> [TASK DETAILS]
Reproduce the following material exactly, including every line.
━━ EXERCISE MATERIAL ━━
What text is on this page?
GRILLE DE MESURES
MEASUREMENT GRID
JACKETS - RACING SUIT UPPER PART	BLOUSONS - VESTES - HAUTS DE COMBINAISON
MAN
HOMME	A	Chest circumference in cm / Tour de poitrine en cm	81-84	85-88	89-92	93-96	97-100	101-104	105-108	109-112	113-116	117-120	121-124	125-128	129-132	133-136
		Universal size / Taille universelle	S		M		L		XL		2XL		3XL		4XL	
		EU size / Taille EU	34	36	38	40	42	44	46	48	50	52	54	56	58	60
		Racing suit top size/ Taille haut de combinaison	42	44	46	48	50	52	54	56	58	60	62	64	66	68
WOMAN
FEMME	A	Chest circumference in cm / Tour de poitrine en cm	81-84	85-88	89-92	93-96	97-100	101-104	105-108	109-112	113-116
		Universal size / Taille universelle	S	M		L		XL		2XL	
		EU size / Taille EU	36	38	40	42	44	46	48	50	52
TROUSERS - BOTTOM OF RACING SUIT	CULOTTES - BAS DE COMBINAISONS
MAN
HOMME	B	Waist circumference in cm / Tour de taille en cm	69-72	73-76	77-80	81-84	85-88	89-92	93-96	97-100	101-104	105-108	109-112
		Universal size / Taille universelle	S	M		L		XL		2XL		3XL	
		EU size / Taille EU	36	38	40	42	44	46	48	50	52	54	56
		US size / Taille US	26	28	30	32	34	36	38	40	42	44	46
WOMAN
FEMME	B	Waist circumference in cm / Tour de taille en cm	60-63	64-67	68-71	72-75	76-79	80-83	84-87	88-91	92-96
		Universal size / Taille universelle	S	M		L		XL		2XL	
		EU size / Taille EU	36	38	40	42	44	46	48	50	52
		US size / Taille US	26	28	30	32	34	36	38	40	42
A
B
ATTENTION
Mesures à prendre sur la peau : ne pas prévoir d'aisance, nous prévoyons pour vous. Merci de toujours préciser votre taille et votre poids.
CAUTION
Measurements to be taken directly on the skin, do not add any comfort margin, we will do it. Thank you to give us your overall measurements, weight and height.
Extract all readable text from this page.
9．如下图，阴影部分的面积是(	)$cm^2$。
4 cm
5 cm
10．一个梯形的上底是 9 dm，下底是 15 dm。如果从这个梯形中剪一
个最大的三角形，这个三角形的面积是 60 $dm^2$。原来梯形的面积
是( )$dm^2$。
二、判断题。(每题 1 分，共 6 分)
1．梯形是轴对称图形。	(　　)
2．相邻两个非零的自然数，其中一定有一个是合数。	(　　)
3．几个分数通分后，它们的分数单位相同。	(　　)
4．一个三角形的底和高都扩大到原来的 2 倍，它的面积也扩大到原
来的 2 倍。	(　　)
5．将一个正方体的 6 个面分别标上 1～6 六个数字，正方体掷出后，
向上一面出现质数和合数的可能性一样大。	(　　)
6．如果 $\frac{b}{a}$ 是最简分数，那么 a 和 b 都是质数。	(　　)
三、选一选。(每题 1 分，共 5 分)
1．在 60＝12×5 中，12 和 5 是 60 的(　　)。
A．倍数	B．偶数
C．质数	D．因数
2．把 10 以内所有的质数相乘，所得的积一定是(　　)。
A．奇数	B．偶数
━━━
> [RESPONSE]
What text is on this page?
GRILLE DE MESURES
MEASUREMENT GRID
JACKETS - RACING SUIT UPPER PART	BLOUSONS - VESTES - HAUTS DE COMBINAISON
MAN
HOMME	A	Chest circumference in cm / Tour de poitrine en cm	81-84	85-88	89-92	93-96	97-100	101-104	105-108	109-112	113-116	117-120	121-124	125-128	129-132	133-136
		Universal size / Taille universelle	S		M		L		XL		2XL		3XL		4XL	
		EU size / Taille EU	34	36	38	40	42	44	46	48	50	52	54	56	58	60
		Racing suit top size/ Taille haut de combinaison	42	44	46	48	50	52	54	56	58	60	62	64	66	68
WOMAN
FEMME	A	Chest circumference in cm / Tour de poitrine en cm	81-84	85-88	89-92	93-96	97-100	101-104	105-108	109-112	113-116
		Universal size / Taille universelle	S	M		L		XL		2XL	
		EU size / Taille EU	36	38	40	42	44	46	48	50	52
TROUSERS - BOTTOM OF RACING SUIT	CULOTTES - BAS DE COMBINAISONS
MAN
HOMME	B	Waist circumference in cm / Tour de taille en cm	69-72	73-76	77-80	81-84	85-88	89-92	93-96	97-100	101-104	105-108	109-112
		Universal size / Taille universelle	S	M		L		XL		2XL		3XL	
		EU size / Taille EU	36	38	40	42	44	46	48	50	52	54	56
		US size / Taille US	26	28	30	32	34	36	38	40	42	44	46
WOMAN
FEMME	B	Waist circumference in cm / Tour de taille en cm	60-63	64-67	68-71	72-75	76-79	80-83	84-87	88-91	92-96
		Universal size / Taille universelle	S	M		L		XL		2XL	
		EU size / Taille EU	36	38	40	42	44	46	48	50	52
		US size / Taille US	26	28	30	32	34	36	38	40	42
A
B
ATTENTION
Mesures à prendre sur la peau : ne pas prévoir d'aisance, nous prévoyons pour vous. Merci de toujours préciser votre taille et votre poids.
CAUTION
Measurements to be taken directly on the skin, do not add any comfort margin, we will do it. Thank you to give us your overall measurements, weight and height.
Extract all readable text from this page.
9．如下图，阴影部分的面积是(	)$cm^2$。
4 cm
5 cm
10．一个梯形的上底是 9 dm，下底是 15 dm。如果从这个梯形中剪一
个最大的三角形，这个三角形的面积是 60 $dm^2$。原来梯形的面积
是( )$dm^2$。
二、判断题。(每题 1 分，共 6 分)
1．梯形是轴对称图形。	(　　)
2．相邻两个非零的自然数，其中一定有一个是合数。	(　　)
3．几个分数通分后，它们的分数单位相同。	(　　)
4．一个三角形的底和高都扩大到原来的 2 倍，它的面积也扩大到原
来的 2 倍。	(　　)
5．将一个正方体的 6 个面分别标上 1～6 六个数字，正方体掷出后，
向上一面出现质数和合数的可能性一样大。	(　　)
6．如果 $\frac{b}{a}$ 是最简分数，那么 a 和 b 都是质数。	(　　)
三、选一选。(每题 1 分，共 5 分)
1．在 60＝12×5 中，12 和 5 是 60 的(　　)。
A．倍数	B．偶数
C．质数	D．因数
2．把 10 以内所有的质数相乘，所得的积一定是(　　)。
A．奇数	B．偶数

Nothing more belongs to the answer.